• [DIRECTIVE] Report every line from the material that contains the word "ofert".

=-=-=

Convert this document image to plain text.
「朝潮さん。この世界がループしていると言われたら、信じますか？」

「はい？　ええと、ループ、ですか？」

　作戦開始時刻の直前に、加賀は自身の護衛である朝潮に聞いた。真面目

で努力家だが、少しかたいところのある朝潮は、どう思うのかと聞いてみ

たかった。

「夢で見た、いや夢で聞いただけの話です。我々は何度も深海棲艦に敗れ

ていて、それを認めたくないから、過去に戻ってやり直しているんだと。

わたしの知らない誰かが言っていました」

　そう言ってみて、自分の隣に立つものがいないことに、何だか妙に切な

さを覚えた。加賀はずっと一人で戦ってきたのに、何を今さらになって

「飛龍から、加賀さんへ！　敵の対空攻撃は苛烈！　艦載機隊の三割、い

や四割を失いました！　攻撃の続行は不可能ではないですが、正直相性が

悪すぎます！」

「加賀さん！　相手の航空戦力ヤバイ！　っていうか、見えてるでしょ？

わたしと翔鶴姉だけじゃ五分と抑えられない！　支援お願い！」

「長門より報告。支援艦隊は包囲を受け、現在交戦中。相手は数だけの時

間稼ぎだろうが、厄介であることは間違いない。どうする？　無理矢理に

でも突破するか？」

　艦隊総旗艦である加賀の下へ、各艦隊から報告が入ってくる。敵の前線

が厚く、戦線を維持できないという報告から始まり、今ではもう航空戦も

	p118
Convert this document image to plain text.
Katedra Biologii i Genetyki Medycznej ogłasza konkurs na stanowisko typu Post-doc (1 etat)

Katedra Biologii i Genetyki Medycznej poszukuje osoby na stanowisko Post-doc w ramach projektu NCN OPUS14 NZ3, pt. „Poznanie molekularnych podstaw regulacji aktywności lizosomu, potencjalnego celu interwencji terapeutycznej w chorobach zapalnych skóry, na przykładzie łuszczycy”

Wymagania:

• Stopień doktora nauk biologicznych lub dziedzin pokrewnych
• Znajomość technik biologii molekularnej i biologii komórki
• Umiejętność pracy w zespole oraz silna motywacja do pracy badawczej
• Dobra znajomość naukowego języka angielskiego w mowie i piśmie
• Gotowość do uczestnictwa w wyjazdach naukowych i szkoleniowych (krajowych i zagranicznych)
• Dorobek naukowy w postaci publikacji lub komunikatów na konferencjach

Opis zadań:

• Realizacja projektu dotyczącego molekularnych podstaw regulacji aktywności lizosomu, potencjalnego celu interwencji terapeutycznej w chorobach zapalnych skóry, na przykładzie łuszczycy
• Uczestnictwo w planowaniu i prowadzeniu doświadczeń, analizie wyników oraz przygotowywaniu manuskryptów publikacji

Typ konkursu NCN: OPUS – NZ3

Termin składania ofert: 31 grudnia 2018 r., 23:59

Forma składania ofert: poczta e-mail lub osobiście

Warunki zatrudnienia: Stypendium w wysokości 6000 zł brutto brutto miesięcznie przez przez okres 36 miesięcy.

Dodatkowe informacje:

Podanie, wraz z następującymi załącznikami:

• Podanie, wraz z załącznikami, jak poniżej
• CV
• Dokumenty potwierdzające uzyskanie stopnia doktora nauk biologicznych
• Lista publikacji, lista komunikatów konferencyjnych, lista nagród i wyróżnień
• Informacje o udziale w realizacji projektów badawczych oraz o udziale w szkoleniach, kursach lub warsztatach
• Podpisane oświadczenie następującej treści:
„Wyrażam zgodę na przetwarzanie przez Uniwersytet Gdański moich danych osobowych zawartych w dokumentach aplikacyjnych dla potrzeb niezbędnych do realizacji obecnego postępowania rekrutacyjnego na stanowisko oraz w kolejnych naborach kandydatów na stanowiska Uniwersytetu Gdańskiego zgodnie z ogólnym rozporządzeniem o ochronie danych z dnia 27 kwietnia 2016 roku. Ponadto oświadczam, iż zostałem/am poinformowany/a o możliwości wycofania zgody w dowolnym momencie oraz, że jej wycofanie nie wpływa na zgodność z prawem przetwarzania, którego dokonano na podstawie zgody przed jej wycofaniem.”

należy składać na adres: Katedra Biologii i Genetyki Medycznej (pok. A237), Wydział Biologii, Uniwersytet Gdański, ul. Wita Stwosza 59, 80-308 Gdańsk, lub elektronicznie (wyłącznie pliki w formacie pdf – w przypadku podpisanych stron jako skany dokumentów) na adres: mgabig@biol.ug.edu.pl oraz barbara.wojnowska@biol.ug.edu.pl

=-=-=

• [CORRECT RESPONSE]
Termin składania ofert: 31 grudnia 2018 r., 23:59
Forma składania ofert: poczta e-mail lub osobiście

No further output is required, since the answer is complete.